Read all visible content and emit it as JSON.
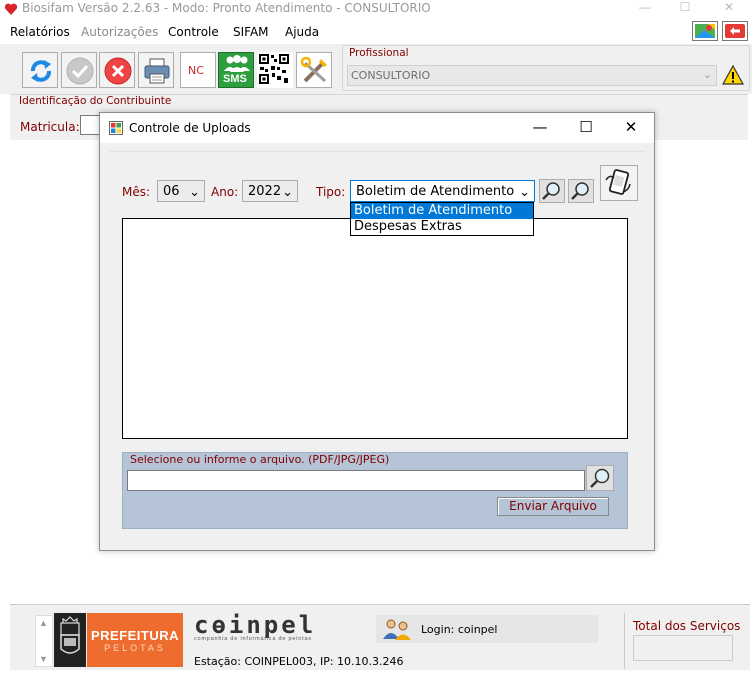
{
  "app": {
    "title": "Biosifam Versão 2.2.63 - Modo: Pronto Atendimento - CONSULTORIO",
    "minimize_glyph": "—",
    "maximize_glyph": "☐",
    "close_glyph": "✕"
  },
  "menu": {
    "items": [
      {
        "label": "Relatórios",
        "enabled": true
      },
      {
        "label": "Autorizações",
        "enabled": false
      },
      {
        "label": "Controle",
        "enabled": true
      },
      {
        "label": "SIFAM",
        "enabled": true
      },
      {
        "label": "Ajuda",
        "enabled": true
      }
    ]
  },
  "toolbar": {
    "nc_label": "NC",
    "sms_label": "SMS"
  },
  "profissional": {
    "legend": "Profissional",
    "value": "CONSULTORIO"
  },
  "identificacao": {
    "legend": "Identificação do Contribuinte",
    "matricula_label": "Matricula:"
  },
  "dialog": {
    "title": "Controle de Uploads",
    "mes_label": "Mês:",
    "mes_value": "06",
    "ano_label": "Ano:",
    "ano_value": "2022",
    "tipo_label": "Tipo:",
    "tipo_value": "Boletim de Atendimento",
    "tipo_options": [
      "Boletim de Atendimento",
      "Despesas Extras"
    ],
    "tipo_selected_index": 0,
    "upload_legend": "Selecione ou informe o arquivo. (PDF/JPG/JPEG)",
    "send_label": "Enviar Arquivo"
  },
  "status": {
    "prefeitura_l1": "PREFEITURA",
    "prefeitura_l2": "PELOTAS",
    "coinpel": "cɵinpel",
    "coinpel_sub": "companhia de informática de pelotas",
    "estacao": "Estação: COINPEL003, IP: 10.10.3.246",
    "login": "Login: coinpel",
    "total_label": "Total dos Serviços"
  },
  "colors": {
    "label_maroon": "#800000",
    "accent_blue": "#0078d7",
    "upload_panel": "#b5c4d6",
    "prefeitura_orange": "#ef6c2f"
  }
}
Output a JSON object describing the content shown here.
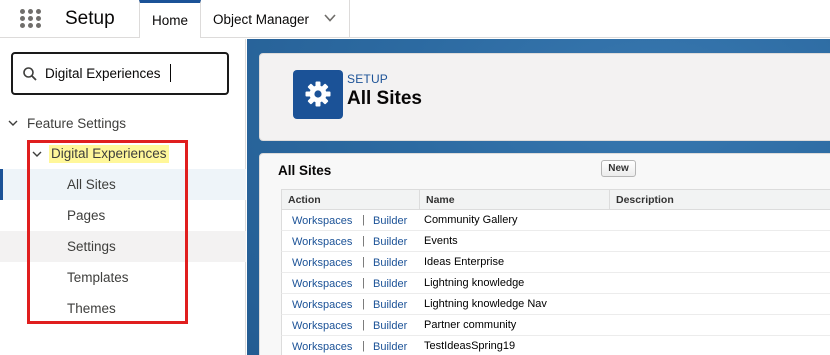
{
  "topbar": {
    "app_title": "Setup",
    "tabs": [
      {
        "label": "Home",
        "active": true
      },
      {
        "label": "Object Manager",
        "has_dropdown": true
      }
    ]
  },
  "sidebar": {
    "search": {
      "value": "Digital Experiences",
      "icon": "search-icon"
    },
    "feature_settings_label": "Feature Settings",
    "digital_experiences_label": "Digital Experiences",
    "items": [
      {
        "label": "All Sites",
        "selected": true
      },
      {
        "label": "Pages"
      },
      {
        "label": "Settings"
      },
      {
        "label": "Templates"
      },
      {
        "label": "Themes"
      }
    ]
  },
  "header": {
    "eyebrow": "SETUP",
    "title": "All Sites",
    "icon": "gear-icon"
  },
  "sites": {
    "title": "All Sites",
    "new_label": "New",
    "columns": [
      "Action",
      "Name",
      "Description"
    ],
    "action_workspaces": "Workspaces",
    "action_separator": "|",
    "action_builder": "Builder",
    "rows": [
      {
        "name": "Community Gallery"
      },
      {
        "name": "Events"
      },
      {
        "name": "Ideas Enterprise"
      },
      {
        "name": "Lightning knowledge"
      },
      {
        "name": "Lightning knowledge Nav"
      },
      {
        "name": "Partner community"
      },
      {
        "name": "TestIdeasSpring19"
      }
    ]
  },
  "colors": {
    "brand_blue": "#1b5297",
    "highlight_yellow": "#fff79a",
    "annotation_red": "#e01e1e",
    "background_blue": "#2f6ea5"
  }
}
--------
## SHORT TASK
Pictures stay out of the copy; please restate every record above exactly.

## TASK SOLUTION
Read all visible content and emit it as JSON.
{
  "app": {
    "title": "Biosifam Versão 2.2.63 - Modo: Pronto Atendimento - CONSULTORIO",
    "minimize_glyph": "—",
    "maximize_glyph": "☐",
    "close_glyph": "✕"
  },
  "menu": {
    "items": [
      {
        "label": "Relatórios",
        "enabled": true
      },
      {
        "label": "Autorizações",
        "enabled": false
      },
      {
        "label": "Controle",
        "enabled": true
      },
      {
        "label": "SIFAM",
        "enabled": true
      },
      {
        "label": "Ajuda",
        "enabled": true
      }
    ]
  },
  "toolbar": {
    "nc_label": "NC",
    "sms_label": "SMS"
  },
  "profissional": {
    "legend": "Profissional",
    "value": "CONSULTORIO"
  },
  "identificacao": {
    "legend": "Identificação do Contribuinte",
    "matricula_label": "Matricula:"
  },
  "dialog": {
    "title": "Controle de Uploads",
    "mes_label": "Mês:",
    "mes_value": "06",
    "ano_label": "Ano:",
    "ano_value": "2022",
    "tipo_label": "Tipo:",
    "tipo_value": "Boletim de Atendimento",
    "tipo_options": [
      "Boletim de Atendimento",
      "Despesas Extras"
    ],
    "tipo_selected_index": 0,
    "upload_legend": "Selecione ou informe o arquivo. (PDF/JPG/JPEG)",
    "send_label": "Enviar Arquivo"
  },
  "status": {
    "prefeitura_l1": "PREFEITURA",
    "prefeitura_l2": "PELOTAS",
    "coinpel": "cɵinpel",
    "coinpel_sub": "companhia de informática de pelotas",
    "estacao": "Estação: COINPEL003, IP: 10.10.3.246",
    "login": "Login: coinpel",
    "total_label": "Total dos Serviços"
  },
  "colors": {
    "label_maroon": "#800000",
    "accent_blue": "#0078d7",
    "upload_panel": "#b5c4d6",
    "prefeitura_orange": "#ef6c2f"
  }
}
Output a JSON object describing the content shown here.
{
  "topbar": {
    "app_title": "Setup",
    "tabs": [
      {
        "label": "Home",
        "active": true
      },
      {
        "label": "Object Manager",
        "has_dropdown": true
      }
    ]
  },
  "sidebar": {
    "search": {
      "value": "Digital Experiences",
      "icon": "search-icon"
    },
    "feature_settings_label": "Feature Settings",
    "digital_experiences_label": "Digital Experiences",
    "items": [
      {
        "label": "All Sites",
        "selected": true
      },
      {
        "label": "Pages"
      },
      {
        "label": "Settings"
      },
      {
        "label": "Templates"
      },
      {
        "label": "Themes"
      }
    ]
  },
  "header": {
    "eyebrow": "SETUP",
    "title": "All Sites",
    "icon": "gear-icon"
  },
  "sites": {
    "title": "All Sites",
    "new_label": "New",
    "columns": [
      "Action",
      "Name",
      "Description"
    ],
    "action_workspaces": "Workspaces",
    "action_separator": "|",
    "action_builder": "Builder",
    "rows": [
      {
        "name": "Community Gallery"
      },
      {
        "name": "Events"
      },
      {
        "name": "Ideas Enterprise"
      },
      {
        "name": "Lightning knowledge"
      },
      {
        "name": "Lightning knowledge Nav"
      },
      {
        "name": "Partner community"
      },
      {
        "name": "TestIdeasSpring19"
      }
    ]
  },
  "colors": {
    "brand_blue": "#1b5297",
    "highlight_yellow": "#fff79a",
    "annotation_red": "#e01e1e",
    "background_blue": "#2f6ea5"
  }
}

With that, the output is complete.